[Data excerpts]
━━━━━━━━━━━━━━━━━━━━━━━━━━━━━━
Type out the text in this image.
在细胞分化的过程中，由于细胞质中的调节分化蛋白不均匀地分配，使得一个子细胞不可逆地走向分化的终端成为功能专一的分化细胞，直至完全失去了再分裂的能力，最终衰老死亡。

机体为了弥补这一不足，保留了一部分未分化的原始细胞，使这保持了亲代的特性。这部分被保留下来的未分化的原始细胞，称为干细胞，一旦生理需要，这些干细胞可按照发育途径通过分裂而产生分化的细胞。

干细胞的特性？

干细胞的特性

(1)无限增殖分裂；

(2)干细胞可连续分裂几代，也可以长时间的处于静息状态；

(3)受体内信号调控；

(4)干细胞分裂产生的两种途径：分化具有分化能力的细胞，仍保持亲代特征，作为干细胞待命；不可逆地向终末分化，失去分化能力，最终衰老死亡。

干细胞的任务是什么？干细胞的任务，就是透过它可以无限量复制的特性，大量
━━━━━━━━━━━━━━━━━━━━━━━━━━━━━━
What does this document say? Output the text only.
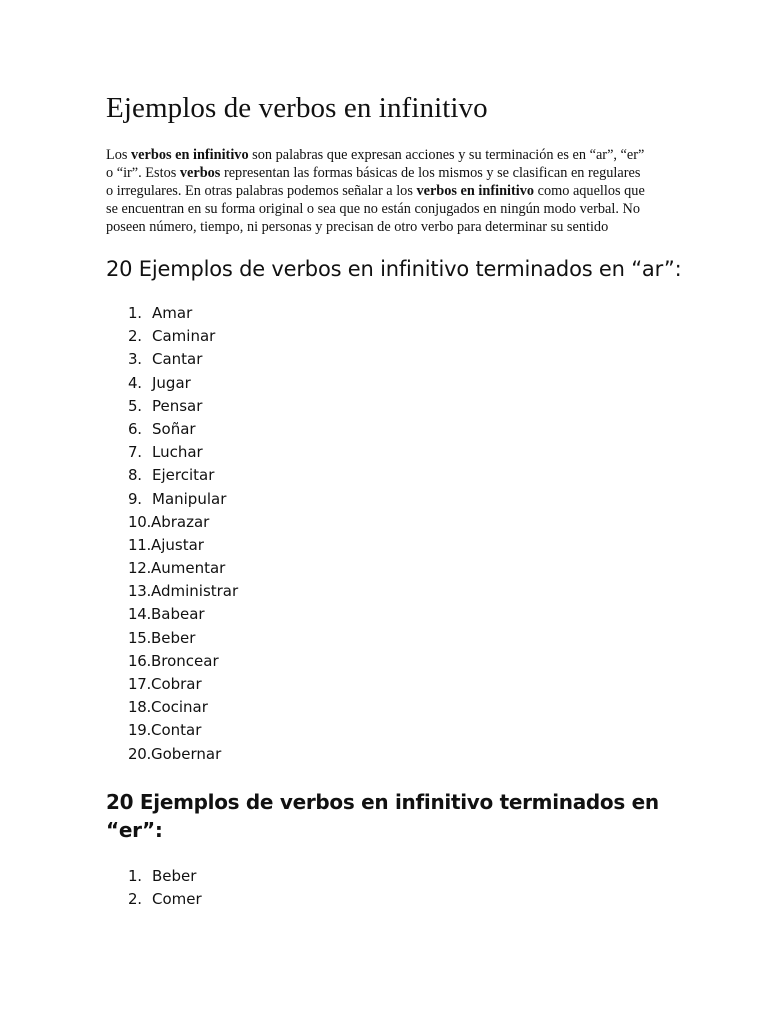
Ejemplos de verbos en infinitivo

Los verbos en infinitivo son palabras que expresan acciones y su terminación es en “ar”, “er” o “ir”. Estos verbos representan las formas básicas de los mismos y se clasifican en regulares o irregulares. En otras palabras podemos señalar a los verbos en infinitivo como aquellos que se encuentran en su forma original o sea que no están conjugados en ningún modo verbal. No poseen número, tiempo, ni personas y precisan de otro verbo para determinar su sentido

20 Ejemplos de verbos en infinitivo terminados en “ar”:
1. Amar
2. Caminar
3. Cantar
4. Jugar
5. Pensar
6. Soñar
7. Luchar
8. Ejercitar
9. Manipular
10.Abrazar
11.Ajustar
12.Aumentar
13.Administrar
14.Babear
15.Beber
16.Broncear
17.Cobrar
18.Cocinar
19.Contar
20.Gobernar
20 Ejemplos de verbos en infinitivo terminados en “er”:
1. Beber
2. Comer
━━━━━━━━━━━━━━━━━━━━━━━━━━━━━━
**Required work**
How many lines of the listing include the string "text"? Answer with the number alone.

**Output of the exercise**
2